--- Start of Extracted records ---
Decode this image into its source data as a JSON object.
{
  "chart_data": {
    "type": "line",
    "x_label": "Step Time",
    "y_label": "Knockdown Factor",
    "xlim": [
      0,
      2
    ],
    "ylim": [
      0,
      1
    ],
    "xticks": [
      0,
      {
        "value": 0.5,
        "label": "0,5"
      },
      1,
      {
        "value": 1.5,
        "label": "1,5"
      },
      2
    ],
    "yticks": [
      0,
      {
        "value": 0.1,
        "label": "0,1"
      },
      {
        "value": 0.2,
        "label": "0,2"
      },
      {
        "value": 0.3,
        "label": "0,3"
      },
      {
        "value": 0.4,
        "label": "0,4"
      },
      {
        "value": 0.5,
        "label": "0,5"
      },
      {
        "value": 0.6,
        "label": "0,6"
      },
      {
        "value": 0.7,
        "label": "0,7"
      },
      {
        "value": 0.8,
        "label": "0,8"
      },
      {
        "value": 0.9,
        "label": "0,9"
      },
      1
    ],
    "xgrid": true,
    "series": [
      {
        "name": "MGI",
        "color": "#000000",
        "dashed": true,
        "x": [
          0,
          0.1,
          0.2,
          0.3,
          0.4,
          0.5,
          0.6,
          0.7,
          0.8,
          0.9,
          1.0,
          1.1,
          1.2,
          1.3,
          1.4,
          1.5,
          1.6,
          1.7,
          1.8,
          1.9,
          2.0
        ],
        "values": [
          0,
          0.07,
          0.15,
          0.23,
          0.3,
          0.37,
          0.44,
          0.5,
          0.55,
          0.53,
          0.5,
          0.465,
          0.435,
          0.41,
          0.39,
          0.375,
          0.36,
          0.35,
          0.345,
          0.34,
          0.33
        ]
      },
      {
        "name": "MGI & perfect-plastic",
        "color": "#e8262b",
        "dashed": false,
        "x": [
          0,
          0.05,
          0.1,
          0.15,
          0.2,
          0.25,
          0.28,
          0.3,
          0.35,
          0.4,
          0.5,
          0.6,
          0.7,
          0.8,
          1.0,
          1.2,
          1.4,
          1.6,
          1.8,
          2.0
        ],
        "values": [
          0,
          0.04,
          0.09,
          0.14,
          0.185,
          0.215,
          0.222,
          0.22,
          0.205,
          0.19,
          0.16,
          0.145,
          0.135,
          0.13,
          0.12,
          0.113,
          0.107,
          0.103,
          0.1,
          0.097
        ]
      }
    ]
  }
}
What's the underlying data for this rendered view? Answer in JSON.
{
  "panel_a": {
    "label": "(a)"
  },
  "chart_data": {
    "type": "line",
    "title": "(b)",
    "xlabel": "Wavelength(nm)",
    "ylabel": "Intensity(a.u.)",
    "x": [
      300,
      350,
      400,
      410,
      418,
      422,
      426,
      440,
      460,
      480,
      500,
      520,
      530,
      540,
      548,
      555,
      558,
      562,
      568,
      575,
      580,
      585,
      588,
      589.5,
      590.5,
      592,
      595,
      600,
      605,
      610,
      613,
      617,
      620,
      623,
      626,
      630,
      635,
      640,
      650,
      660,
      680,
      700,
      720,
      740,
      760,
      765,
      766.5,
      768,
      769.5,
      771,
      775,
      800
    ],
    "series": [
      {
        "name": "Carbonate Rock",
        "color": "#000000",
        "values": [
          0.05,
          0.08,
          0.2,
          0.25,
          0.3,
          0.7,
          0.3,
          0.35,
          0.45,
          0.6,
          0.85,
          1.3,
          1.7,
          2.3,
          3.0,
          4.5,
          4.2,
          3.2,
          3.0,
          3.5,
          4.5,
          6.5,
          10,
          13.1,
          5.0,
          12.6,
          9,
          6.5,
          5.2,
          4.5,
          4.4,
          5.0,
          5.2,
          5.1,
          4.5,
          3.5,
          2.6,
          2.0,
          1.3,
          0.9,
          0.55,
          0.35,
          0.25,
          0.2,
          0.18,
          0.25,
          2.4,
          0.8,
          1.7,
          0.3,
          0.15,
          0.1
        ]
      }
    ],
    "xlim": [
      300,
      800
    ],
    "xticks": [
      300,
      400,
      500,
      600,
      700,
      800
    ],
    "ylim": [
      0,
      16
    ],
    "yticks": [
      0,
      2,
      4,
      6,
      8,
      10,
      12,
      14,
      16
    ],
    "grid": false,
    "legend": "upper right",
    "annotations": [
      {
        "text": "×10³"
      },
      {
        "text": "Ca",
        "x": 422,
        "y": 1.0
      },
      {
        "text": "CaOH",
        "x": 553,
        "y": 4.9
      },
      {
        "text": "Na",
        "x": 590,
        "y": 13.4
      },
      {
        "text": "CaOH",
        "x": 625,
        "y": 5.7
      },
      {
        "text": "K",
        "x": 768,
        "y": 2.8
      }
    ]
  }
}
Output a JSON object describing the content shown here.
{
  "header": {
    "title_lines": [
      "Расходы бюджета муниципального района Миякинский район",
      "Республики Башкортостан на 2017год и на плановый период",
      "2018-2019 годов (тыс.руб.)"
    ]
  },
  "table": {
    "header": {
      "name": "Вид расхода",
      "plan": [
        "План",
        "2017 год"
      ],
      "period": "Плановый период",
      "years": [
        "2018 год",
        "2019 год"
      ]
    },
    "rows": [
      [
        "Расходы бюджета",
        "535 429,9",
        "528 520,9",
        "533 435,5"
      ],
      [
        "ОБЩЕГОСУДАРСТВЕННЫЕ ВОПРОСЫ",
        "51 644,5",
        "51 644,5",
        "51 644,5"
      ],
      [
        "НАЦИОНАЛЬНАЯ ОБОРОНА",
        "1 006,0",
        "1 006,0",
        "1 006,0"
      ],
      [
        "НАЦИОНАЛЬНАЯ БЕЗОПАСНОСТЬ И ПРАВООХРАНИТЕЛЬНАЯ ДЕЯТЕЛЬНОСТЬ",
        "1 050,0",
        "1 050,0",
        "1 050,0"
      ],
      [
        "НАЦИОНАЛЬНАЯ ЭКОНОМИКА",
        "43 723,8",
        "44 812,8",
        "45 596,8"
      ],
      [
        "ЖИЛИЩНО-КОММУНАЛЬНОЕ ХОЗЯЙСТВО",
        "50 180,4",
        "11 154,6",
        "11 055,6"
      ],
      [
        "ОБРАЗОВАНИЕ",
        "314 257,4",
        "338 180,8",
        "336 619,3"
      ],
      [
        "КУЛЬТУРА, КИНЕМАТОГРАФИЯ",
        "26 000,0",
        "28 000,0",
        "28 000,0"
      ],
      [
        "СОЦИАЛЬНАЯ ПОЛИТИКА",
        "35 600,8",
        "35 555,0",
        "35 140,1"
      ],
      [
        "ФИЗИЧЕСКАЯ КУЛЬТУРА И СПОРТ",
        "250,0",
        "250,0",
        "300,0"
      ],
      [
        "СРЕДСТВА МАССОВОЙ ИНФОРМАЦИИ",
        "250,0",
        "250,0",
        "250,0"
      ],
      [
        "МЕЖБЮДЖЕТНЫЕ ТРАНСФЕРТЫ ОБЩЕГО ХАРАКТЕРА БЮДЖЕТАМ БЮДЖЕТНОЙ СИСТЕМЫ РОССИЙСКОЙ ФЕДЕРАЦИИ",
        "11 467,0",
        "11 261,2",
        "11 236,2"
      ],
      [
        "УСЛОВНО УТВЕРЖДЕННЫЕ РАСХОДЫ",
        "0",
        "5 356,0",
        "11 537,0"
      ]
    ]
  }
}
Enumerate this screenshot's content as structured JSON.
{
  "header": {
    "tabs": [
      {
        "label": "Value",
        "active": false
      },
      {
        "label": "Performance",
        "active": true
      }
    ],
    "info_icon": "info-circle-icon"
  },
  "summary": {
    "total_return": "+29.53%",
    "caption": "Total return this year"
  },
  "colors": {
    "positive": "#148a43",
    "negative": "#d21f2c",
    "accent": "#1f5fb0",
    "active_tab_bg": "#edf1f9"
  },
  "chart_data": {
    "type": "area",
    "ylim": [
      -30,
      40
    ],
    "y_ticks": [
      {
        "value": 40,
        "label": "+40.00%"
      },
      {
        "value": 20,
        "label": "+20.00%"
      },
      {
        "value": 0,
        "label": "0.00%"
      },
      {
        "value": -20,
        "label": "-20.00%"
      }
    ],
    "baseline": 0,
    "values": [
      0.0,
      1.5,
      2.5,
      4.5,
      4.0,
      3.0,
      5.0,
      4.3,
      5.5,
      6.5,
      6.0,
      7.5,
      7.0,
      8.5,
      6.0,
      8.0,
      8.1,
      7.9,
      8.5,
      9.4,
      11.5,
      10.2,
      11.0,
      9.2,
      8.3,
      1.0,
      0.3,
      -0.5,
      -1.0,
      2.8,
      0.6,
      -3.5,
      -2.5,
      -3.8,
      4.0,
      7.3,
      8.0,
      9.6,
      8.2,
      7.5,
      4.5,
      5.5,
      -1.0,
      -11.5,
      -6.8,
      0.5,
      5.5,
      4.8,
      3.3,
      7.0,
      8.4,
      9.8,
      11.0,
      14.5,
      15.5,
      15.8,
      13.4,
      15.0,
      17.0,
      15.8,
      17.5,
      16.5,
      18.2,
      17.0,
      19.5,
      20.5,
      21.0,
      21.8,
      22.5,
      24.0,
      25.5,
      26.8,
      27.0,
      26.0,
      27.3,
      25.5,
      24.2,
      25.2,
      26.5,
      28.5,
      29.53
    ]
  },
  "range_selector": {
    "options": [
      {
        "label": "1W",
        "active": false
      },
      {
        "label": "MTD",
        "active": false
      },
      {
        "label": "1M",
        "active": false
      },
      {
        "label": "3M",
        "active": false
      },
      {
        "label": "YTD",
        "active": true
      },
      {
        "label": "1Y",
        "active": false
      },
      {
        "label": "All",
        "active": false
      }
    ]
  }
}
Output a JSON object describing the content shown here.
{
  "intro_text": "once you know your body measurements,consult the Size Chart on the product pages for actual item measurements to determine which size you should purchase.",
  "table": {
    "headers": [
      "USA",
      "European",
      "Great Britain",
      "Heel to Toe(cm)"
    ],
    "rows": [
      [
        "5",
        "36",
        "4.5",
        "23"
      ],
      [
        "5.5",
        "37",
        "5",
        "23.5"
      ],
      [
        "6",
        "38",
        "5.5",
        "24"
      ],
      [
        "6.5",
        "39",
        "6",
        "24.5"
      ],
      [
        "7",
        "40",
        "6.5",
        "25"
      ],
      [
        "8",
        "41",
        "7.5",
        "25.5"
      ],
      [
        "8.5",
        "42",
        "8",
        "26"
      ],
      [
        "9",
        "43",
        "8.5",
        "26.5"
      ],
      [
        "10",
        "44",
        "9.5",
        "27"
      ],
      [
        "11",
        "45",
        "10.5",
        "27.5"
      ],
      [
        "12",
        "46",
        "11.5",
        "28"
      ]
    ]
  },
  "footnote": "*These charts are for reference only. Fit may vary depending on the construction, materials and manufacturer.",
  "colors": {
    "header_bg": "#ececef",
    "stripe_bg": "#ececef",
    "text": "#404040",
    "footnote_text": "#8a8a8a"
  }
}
--- End of Extracted records ---
## [What you need to do]
Collect the lines that hold "this".

## [Written solution]
Decode this image into its source data as a JSON object.
What's the underlying data for this rendered view? Answer in JSON.
Enumerate this screenshot's content as structured JSON.
    "caption": "Total return this year"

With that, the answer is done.